# What is required:
Can you copy out, word for word, the lines of the material below from its first line through the line containing "value-label-2019e: 980.54 bbox=[203, 409, 219, 463]", with both of those lines included?

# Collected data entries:
------------------------------------------------------------------------

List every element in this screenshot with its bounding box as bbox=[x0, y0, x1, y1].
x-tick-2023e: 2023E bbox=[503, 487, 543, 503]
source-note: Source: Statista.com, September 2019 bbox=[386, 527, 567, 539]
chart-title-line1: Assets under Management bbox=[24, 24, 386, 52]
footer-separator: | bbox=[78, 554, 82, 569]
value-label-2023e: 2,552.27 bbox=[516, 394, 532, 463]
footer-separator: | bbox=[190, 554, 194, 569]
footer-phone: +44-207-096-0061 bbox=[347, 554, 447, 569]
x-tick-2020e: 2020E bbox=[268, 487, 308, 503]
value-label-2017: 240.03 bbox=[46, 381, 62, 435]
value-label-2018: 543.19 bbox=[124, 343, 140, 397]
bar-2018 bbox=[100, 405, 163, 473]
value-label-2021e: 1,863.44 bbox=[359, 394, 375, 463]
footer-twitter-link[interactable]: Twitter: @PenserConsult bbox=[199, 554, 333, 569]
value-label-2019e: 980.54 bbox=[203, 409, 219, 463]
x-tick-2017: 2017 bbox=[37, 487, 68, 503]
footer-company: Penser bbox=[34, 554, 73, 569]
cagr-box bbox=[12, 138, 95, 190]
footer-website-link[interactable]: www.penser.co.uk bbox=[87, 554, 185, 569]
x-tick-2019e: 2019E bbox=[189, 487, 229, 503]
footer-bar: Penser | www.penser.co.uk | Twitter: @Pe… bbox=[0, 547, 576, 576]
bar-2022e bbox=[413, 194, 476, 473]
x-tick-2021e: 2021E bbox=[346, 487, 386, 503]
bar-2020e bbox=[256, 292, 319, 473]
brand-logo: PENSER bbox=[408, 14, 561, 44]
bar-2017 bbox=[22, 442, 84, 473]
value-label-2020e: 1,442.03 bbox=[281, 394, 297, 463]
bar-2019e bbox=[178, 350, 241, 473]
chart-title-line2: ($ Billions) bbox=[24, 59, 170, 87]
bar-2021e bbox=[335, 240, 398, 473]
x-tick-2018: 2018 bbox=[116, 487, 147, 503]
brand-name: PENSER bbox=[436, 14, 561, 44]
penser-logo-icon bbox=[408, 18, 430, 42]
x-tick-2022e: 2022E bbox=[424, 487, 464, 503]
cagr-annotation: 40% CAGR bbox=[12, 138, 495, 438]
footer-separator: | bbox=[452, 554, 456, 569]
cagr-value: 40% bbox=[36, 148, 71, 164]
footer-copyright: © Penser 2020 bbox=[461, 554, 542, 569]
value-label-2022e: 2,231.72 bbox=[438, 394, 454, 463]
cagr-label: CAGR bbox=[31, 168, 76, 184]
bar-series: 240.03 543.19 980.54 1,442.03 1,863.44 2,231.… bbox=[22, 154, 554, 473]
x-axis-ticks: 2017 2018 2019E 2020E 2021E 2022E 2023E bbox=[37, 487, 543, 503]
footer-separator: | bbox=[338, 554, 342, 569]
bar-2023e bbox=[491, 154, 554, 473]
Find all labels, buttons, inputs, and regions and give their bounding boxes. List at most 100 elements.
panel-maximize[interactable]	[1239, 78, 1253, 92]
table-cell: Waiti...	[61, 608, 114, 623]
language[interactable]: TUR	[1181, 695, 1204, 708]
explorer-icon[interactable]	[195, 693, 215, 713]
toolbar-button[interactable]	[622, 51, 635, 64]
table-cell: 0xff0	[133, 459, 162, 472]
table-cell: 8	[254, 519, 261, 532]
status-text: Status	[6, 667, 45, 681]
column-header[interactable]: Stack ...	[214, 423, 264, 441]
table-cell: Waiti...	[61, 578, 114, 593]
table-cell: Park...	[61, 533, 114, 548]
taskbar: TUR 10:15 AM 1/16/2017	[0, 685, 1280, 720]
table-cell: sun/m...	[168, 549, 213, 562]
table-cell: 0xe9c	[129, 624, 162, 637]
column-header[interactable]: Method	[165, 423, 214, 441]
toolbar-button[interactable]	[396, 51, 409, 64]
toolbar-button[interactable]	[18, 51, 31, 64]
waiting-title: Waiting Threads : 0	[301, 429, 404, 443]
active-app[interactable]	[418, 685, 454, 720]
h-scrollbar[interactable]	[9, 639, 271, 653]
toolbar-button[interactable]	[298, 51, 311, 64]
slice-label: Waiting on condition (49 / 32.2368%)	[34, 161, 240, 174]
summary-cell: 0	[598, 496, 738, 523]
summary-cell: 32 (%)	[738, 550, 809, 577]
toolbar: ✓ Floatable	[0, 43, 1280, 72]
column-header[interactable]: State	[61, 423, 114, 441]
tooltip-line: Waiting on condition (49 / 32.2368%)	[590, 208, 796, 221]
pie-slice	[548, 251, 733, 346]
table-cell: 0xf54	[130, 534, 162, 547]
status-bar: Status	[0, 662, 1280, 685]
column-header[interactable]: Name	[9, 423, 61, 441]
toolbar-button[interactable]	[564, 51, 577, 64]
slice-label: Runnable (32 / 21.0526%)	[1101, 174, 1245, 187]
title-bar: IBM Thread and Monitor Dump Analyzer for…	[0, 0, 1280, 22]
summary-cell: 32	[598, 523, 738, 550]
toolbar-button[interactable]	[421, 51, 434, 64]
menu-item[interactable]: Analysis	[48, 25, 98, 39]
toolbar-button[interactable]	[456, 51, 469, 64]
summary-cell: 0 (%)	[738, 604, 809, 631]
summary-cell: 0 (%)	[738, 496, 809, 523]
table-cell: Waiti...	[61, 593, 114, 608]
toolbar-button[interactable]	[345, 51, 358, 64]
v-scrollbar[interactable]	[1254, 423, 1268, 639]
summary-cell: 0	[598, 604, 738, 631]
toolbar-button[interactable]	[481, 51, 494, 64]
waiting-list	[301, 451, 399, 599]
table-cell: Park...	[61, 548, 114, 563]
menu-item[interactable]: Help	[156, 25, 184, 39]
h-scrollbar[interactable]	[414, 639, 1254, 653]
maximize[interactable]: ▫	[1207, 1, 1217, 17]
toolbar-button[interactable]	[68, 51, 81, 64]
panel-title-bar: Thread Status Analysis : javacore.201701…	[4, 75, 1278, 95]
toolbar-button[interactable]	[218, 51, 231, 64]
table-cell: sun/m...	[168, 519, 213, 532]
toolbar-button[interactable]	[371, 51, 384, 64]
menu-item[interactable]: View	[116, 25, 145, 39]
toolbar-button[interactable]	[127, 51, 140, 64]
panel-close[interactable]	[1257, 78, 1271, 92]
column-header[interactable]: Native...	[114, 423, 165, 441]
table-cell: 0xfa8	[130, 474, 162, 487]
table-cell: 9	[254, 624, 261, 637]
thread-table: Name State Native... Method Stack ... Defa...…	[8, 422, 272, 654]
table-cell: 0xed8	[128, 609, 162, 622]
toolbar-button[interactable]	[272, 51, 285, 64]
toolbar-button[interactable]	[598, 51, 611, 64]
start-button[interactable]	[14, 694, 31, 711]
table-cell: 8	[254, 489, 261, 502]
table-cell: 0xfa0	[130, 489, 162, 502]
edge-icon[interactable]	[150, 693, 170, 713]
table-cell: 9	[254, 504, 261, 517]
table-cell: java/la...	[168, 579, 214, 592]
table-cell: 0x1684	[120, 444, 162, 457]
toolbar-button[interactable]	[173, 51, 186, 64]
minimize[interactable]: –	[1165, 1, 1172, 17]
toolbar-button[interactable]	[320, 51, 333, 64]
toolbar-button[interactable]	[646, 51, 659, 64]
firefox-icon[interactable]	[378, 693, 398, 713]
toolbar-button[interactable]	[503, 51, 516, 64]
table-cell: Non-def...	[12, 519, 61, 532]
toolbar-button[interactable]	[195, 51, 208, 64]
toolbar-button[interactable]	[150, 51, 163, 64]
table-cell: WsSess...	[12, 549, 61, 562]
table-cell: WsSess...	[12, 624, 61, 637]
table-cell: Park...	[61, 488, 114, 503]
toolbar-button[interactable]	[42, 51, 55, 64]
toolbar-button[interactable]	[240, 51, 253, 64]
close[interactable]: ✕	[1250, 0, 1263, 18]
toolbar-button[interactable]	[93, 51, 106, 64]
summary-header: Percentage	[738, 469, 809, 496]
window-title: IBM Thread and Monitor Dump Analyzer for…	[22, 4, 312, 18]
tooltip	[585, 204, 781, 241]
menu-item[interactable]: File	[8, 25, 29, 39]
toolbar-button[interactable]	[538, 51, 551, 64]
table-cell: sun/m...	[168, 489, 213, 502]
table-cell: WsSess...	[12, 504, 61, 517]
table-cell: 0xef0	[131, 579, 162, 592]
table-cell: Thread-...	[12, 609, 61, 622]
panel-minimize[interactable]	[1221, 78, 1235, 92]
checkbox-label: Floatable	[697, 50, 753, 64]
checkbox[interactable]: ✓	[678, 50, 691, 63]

------------------------------------------------------------------------

# Correct output:
List every element in this screenshot with its bounding box as bbox=[x0, y0, x1, y1].
x-tick-2023e: 2023E bbox=[503, 487, 543, 503]
source-note: Source: Statista.com, September 2019 bbox=[386, 527, 567, 539]
chart-title-line1: Assets under Management bbox=[24, 24, 386, 52]
footer-separator: | bbox=[78, 554, 82, 569]
value-label-2023e: 2,552.27 bbox=[516, 394, 532, 463]
footer-separator: | bbox=[190, 554, 194, 569]
footer-phone: +44-207-096-0061 bbox=[347, 554, 447, 569]
x-tick-2020e: 2020E bbox=[268, 487, 308, 503]
value-label-2017: 240.03 bbox=[46, 381, 62, 435]
value-label-2018: 543.19 bbox=[124, 343, 140, 397]
bar-2018 bbox=[100, 405, 163, 473]
value-label-2021e: 1,863.44 bbox=[359, 394, 375, 463]
footer-twitter-link[interactable]: Twitter: @PenserConsult bbox=[199, 554, 333, 569]
value-label-2019e: 980.54 bbox=[203, 409, 219, 463]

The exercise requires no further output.